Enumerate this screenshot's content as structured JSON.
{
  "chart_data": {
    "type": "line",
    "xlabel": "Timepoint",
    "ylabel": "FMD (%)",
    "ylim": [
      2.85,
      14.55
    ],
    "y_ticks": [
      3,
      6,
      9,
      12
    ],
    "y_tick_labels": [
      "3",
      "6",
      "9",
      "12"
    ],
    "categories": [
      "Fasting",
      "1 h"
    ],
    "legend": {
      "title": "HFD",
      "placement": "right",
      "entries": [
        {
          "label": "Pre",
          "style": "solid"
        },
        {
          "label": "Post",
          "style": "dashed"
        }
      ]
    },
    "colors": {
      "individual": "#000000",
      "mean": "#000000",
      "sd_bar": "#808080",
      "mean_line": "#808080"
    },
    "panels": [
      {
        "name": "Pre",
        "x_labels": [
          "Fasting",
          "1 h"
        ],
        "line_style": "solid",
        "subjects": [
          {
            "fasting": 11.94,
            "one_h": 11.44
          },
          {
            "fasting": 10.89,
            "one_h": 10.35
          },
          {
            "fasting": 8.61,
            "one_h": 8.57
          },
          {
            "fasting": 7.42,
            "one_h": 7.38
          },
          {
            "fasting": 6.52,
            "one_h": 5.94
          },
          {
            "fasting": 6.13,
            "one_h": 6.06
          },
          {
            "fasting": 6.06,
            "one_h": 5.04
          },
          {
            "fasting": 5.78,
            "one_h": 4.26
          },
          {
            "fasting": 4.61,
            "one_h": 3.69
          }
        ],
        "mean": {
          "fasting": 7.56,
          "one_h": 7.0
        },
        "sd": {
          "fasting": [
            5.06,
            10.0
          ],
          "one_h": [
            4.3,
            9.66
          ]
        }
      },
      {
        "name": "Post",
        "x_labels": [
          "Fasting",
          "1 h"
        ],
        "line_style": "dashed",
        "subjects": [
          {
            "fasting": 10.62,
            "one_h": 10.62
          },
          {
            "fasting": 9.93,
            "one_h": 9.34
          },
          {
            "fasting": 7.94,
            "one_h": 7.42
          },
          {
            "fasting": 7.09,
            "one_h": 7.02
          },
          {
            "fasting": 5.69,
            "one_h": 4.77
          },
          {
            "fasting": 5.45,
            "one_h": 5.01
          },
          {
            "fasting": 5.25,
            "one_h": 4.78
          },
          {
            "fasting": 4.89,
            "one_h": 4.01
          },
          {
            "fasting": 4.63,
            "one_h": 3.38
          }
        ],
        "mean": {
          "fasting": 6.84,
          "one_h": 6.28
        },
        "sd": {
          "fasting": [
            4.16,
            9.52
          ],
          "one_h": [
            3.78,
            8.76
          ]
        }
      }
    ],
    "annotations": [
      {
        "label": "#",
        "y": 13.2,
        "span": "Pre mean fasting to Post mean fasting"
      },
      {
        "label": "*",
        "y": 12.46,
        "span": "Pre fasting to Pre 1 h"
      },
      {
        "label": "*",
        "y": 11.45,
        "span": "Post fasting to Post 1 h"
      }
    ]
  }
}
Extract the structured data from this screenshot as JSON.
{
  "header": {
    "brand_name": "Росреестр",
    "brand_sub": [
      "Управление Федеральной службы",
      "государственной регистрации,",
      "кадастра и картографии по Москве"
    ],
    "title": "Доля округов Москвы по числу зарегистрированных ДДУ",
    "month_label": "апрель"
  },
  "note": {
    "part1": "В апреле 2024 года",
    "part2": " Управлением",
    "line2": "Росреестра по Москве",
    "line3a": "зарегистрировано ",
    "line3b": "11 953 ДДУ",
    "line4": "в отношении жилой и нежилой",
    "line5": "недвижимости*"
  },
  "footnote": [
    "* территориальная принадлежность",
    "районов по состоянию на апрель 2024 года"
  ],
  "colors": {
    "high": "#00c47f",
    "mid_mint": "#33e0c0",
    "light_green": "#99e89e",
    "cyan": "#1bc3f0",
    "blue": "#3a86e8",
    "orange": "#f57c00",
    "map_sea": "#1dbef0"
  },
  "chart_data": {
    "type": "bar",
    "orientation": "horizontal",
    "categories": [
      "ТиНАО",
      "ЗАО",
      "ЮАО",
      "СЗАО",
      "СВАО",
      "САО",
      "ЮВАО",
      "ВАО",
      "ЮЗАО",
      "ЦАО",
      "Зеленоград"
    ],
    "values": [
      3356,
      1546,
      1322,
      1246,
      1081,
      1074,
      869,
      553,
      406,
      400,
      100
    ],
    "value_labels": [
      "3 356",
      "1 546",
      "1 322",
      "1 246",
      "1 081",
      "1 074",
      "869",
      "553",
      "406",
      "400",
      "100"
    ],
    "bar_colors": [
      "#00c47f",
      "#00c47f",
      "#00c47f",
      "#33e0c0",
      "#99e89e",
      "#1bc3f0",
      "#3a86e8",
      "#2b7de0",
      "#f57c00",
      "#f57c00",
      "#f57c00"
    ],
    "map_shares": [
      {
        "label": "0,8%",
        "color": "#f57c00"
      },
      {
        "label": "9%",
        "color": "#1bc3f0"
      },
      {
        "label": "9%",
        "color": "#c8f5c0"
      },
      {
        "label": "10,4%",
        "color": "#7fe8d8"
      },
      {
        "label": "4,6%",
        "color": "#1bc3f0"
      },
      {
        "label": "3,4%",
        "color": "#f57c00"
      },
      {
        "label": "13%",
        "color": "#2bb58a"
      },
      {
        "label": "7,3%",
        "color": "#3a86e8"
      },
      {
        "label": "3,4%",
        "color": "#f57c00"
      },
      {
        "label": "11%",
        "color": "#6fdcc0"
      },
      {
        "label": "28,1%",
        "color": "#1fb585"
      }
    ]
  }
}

WHAT YOU HAVE TO DO :: All of the data shown above must be copied exactly.

EXERCISE OUTPUT ::
Enumerate this screenshot's content as structured JSON.
{
  "chart_data": {
    "type": "line",
    "xlabel": "Timepoint",
    "ylabel": "FMD (%)",
    "ylim": [
      2.85,
      14.55
    ],
    "y_ticks": [
      3,
      6,
      9,
      12
    ],
    "y_tick_labels": [
      "3",
      "6",
      "9",
      "12"
    ],
    "categories": [
      "Fasting",
      "1 h"
    ],
    "legend": {
      "title": "HFD",
      "placement": "right",
      "entries": [
        {
          "label": "Pre",
          "style": "solid"
        },
        {
          "label": "Post",
          "style": "dashed"
        }
      ]
    },
    "colors": {
      "individual": "#000000",
      "mean": "#000000",
      "sd_bar": "#808080",
      "mean_line": "#808080"
    },
    "panels": [
      {
        "name": "Pre",
        "x_labels": [
          "Fasting",
          "1 h"
        ],
        "line_style": "solid",
        "subjects": [
          {
            "fasting": 11.94,
            "one_h": 11.44
          },
          {
            "fasting": 10.89,
            "one_h": 10.35
          },
          {
            "fasting": 8.61,
            "one_h": 8.57
          },
          {
            "fasting": 7.42,
            "one_h": 7.38
          },
          {
            "fasting": 6.52,
            "one_h": 5.94
          },
          {
            "fasting": 6.13,
            "one_h": 6.06
          },
          {
            "fasting": 6.06,
            "one_h": 5.04
          },
          {
            "fasting": 5.78,
            "one_h": 4.26
          },
          {
            "fasting": 4.61,
            "one_h": 3.69
          }
        ],
        "mean": {
          "fasting": 7.56,
          "one_h": 7.0
        },
        "sd": {
          "fasting": [
            5.06,
            10.0
          ],
          "one_h": [
            4.3,
            9.66
          ]
        }
      },
      {
        "name": "Post",
        "x_labels": [
          "Fasting",
          "1 h"
        ],
        "line_style": "dashed",
        "subjects": [
          {
            "fasting": 10.62,
            "one_h": 10.62
          },
          {
            "fasting": 9.93,
            "one_h": 9.34
          },
          {
            "fasting": 7.94,
            "one_h": 7.42
          },
          {
            "fasting": 7.09,
            "one_h": 7.02
          },
          {
            "fasting": 5.69,
            "one_h": 4.77
          },
          {
            "fasting": 5.45,
            "one_h": 5.01
          },
          {
            "fasting": 5.25,
            "one_h": 4.78
          },
          {
            "fasting": 4.89,
            "one_h": 4.01
          },
          {
            "fasting": 4.63,
            "one_h": 3.38
          }
        ],
        "mean": {
          "fasting": 6.84,
          "one_h": 6.28
        },
        "sd": {
          "fasting": [
            4.16,
            9.52
          ],
          "one_h": [
            3.78,
            8.76
          ]
        }
      }
    ],
    "annotations": [
      {
        "label": "#",
        "y": 13.2,
        "span": "Pre mean fasting to Post mean fasting"
      },
      {
        "label": "*",
        "y": 12.46,
        "span": "Pre fasting to Pre 1 h"
      },
      {
        "label": "*",
        "y": 11.45,
        "span": "Post fasting to Post 1 h"
      }
    ]
  }
}
Extract the structured data from this screenshot as JSON.
{
  "header": {
    "brand_name": "Росреестр",
    "brand_sub": [
      "Управление Федеральной службы",
      "государственной регистрации,",
      "кадастра и картографии по Москве"
    ],
    "title": "Доля округов Москвы по числу зарегистрированных ДДУ",
    "month_label": "апрель"
  },
  "note": {
    "part1": "В апреле 2024 года",
    "part2": " Управлением",
    "line2": "Росреестра по Москве",
    "line3a": "зарегистрировано ",
    "line3b": "11 953 ДДУ",
    "line4": "в отношении жилой и нежилой",
    "line5": "недвижимости*"
  },
  "footnote": [
    "* территориальная принадлежность",
    "районов по состоянию на апрель 2024 года"
  ],
  "colors": {
    "high": "#00c47f",
    "mid_mint": "#33e0c0",
    "light_green": "#99e89e",
    "cyan": "#1bc3f0",
    "blue": "#3a86e8",
    "orange": "#f57c00",
    "map_sea": "#1dbef0"
  },
  "chart_data": {
    "type": "bar",
    "orientation": "horizontal",
    "categories": [
      "ТиНАО",
      "ЗАО",
      "ЮАО",
      "СЗАО",
      "СВАО",
      "САО",
      "ЮВАО",
      "ВАО",
      "ЮЗАО",
      "ЦАО",
      "Зеленоград"
    ],
    "values": [
      3356,
      1546,
      1322,
      1246,
      1081,
      1074,
      869,
      553,
      406,
      400,
      100
    ],
    "value_labels": [
      "3 356",
      "1 546",
      "1 322",
      "1 246",
      "1 081",
      "1 074",
      "869",
      "553",
      "406",
      "400",
      "100"
    ],
    "bar_colors": [
      "#00c47f",
      "#00c47f",
      "#00c47f",
      "#33e0c0",
      "#99e89e",
      "#1bc3f0",
      "#3a86e8",
      "#2b7de0",
      "#f57c00",
      "#f57c00",
      "#f57c00"
    ],
    "map_shares": [
      {
        "label": "0,8%",
        "color": "#f57c00"
      },
      {
        "label": "9%",
        "color": "#1bc3f0"
      },
      {
        "label": "9%",
        "color": "#c8f5c0"
      },
      {
        "label": "10,4%",
        "color": "#7fe8d8"
      },
      {
        "label": "4,6%",
        "color": "#1bc3f0"
      },
      {
        "label": "3,4%",
        "color": "#f57c00"
      },
      {
        "label": "13%",
        "color": "#2bb58a"
      },
      {
        "label": "7,3%",
        "color": "#3a86e8"
      },
      {
        "label": "3,4%",
        "color": "#f57c00"
      },
      {
        "label": "11%",
        "color": "#6fdcc0"
      },
      {
        "label": "28,1%",
        "color": "#1fb585"
      }
    ]
  }
}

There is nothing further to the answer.